* Start Material supplied *

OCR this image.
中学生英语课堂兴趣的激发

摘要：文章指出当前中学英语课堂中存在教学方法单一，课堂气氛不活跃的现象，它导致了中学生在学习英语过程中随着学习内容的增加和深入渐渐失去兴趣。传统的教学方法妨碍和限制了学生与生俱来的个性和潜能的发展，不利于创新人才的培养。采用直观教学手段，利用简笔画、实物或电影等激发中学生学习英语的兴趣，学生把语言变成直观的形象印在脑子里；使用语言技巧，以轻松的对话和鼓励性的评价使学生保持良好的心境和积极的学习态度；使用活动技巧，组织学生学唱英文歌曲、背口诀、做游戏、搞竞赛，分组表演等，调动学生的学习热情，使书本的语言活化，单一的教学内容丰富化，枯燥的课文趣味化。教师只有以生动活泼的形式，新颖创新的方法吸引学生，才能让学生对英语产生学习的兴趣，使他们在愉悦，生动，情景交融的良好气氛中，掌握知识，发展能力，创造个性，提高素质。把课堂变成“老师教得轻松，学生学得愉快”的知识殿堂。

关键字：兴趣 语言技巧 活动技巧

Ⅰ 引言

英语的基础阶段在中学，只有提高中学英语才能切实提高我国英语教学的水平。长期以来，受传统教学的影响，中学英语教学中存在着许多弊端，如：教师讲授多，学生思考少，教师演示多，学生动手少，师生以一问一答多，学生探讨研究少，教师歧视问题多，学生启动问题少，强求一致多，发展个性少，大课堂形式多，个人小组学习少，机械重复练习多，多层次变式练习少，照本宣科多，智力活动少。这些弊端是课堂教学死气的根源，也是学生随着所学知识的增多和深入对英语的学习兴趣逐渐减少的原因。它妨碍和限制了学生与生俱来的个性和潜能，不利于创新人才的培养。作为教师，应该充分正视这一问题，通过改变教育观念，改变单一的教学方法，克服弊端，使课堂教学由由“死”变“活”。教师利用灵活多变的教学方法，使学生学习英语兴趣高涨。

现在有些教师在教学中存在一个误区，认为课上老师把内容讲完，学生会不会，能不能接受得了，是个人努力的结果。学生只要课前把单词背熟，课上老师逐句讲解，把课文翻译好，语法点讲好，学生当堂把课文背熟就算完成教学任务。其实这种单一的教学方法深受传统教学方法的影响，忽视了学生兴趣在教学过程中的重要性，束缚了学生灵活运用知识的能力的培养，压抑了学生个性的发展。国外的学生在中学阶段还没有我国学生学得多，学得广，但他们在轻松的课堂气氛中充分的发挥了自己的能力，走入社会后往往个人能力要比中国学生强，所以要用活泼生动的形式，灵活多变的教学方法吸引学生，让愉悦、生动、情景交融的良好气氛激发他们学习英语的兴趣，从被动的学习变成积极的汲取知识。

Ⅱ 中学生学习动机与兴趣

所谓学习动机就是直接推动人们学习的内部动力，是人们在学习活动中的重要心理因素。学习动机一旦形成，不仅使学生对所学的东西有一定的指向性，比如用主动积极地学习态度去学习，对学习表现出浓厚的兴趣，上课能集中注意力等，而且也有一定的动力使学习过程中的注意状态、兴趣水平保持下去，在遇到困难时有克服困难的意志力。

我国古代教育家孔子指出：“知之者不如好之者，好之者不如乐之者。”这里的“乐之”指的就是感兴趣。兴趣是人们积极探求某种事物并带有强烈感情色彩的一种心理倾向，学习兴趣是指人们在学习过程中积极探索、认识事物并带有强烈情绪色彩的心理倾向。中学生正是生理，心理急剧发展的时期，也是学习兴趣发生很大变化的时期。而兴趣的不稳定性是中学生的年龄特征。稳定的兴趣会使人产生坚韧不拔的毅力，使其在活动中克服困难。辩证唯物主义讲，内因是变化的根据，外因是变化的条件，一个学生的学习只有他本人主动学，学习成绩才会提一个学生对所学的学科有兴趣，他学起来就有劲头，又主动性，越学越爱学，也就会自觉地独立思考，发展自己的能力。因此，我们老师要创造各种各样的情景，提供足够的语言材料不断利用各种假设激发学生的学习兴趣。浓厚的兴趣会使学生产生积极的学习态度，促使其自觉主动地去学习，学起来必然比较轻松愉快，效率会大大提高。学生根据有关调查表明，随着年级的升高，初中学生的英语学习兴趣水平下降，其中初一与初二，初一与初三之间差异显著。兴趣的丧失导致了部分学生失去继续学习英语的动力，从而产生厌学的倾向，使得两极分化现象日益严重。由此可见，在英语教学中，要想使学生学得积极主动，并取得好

* End Material supplied *

● Description of the task: All of the records must be retyped exactly as they are.

● Task result:
OCR this image.
中学生英语课堂兴趣的激发

摘要：文章指出当前中学英语课堂中存在教学方法单一，课堂气氛不活跃的现象，它导致了中学生在学习英语过程中随着学习内容的增加和深入渐渐失去兴趣。传统的教学方法妨碍和限制了学生与生俱来的个性和潜能的发展，不利于创新人才的培养。采用直观教学手段，利用简笔画、实物或电影等激发中学生学习英语的兴趣，学生把语言变成直观的形象印在脑子里；使用语言技巧，以轻松的对话和鼓励性的评价使学生保持良好的心境和积极的学习态度；使用活动技巧，组织学生学唱英文歌曲、背口诀、做游戏、搞竞赛，分组表演等，调动学生的学习热情，使书本的语言活化，单一的教学内容丰富化，枯燥的课文趣味化。教师只有以生动活泼的形式，新颖创新的方法吸引学生，才能让学生对英语产生学习的兴趣，使他们在愉悦，生动，情景交融的良好气氛中，掌握知识，发展能力，创造个性，提高素质。把课堂变成“老师教得轻松，学生学得愉快”的知识殿堂。

关键字：兴趣 语言技巧 活动技巧

Ⅰ 引言

英语的基础阶段在中学，只有提高中学英语才能切实提高我国英语教学的水平。长期以来，受传统教学的影响，中学英语教学中存在着许多弊端，如：教师讲授多，学生思考少，教师演示多，学生动手少，师生以一问一答多，学生探讨研究少，教师歧视问题多，学生启动问题少，强求一致多，发展个性少，大课堂形式多，个人小组学习少，机械重复练习多，多层次变式练习少，照本宣科多，智力活动少。这些弊端是课堂教学死气的根源，也是学生随着所学知识的增多和深入对英语的学习兴趣逐渐减少的原因。它妨碍和限制了学生与生俱来的个性和潜能，不利于创新人才的培养。作为教师，应该充分正视这一问题，通过改变教育观念，改变单一的教学方法，克服弊端，使课堂教学由由“死”变“活”。教师利用灵活多变的教学方法，使学生学习英语兴趣高涨。

现在有些教师在教学中存在一个误区，认为课上老师把内容讲完，学生会不会，能不能接受得了，是个人努力的结果。学生只要课前把单词背熟，课上老师逐句讲解，把课文翻译好，语法点讲好，学生当堂把课文背熟就算完成教学任务。其实这种单一的教学方法深受传统教学方法的影响，忽视了学生兴趣在教学过程中的重要性，束缚了学生灵活运用知识的能力的培养，压抑了学生个性的发展。国外的学生在中学阶段还没有我国学生学得多，学得广，但他们在轻松的课堂气氛中充分的发挥了自己的能力，走入社会后往往个人能力要比中国学生强，所以要用活泼生动的形式，灵活多变的教学方法吸引学生，让愉悦、生动、情景交融的良好气氛激发他们学习英语的兴趣，从被动的学习变成积极的汲取知识。

Ⅱ 中学生学习动机与兴趣

所谓学习动机就是直接推动人们学习的内部动力，是人们在学习活动中的重要心理因素。学习动机一旦形成，不仅使学生对所学的东西有一定的指向性，比如用主动积极地学习态度去学习，对学习表现出浓厚的兴趣，上课能集中注意力等，而且也有一定的动力使学习过程中的注意状态、兴趣水平保持下去，在遇到困难时有克服困难的意志力。

我国古代教育家孔子指出：“知之者不如好之者，好之者不如乐之者。”这里的“乐之”指的就是感兴趣。兴趣是人们积极探求某种事物并带有强烈感情色彩的一种心理倾向，学习兴趣是指人们在学习过程中积极探索、认识事物并带有强烈情绪色彩的心理倾向。中学生正是生理，心理急剧发展的时期，也是学习兴趣发生很大变化的时期。而兴趣的不稳定性是中学生的年龄特征。稳定的兴趣会使人产生坚韧不拔的毅力，使其在活动中克服困难。辩证唯物主义讲，内因是变化的根据，外因是变化的条件，一个学生的学习只有他本人主动学，学习成绩才会提一个学生对所学的学科有兴趣，他学起来就有劲头，又主动性，越学越爱学，也就会自觉地独立思考，发展自己的能力。因此，我们老师要创造各种各样的情景，提供足够的语言材料不断利用各种假设激发学生的学习兴趣。浓厚的兴趣会使学生产生积极的学习态度，促使其自觉主动地去学习，学起来必然比较轻松愉快，效率会大大提高。学生根据有关调查表明，随着年级的升高，初中学生的英语学习兴趣水平下降，其中初一与初二，初一与初三之间差异显著。兴趣的丧失导致了部分学生失去继续学习英语的动力，从而产生厌学的倾向，使得两极分化现象日益严重。由此可见，在英语教学中，要想使学生学得积极主动，并取得好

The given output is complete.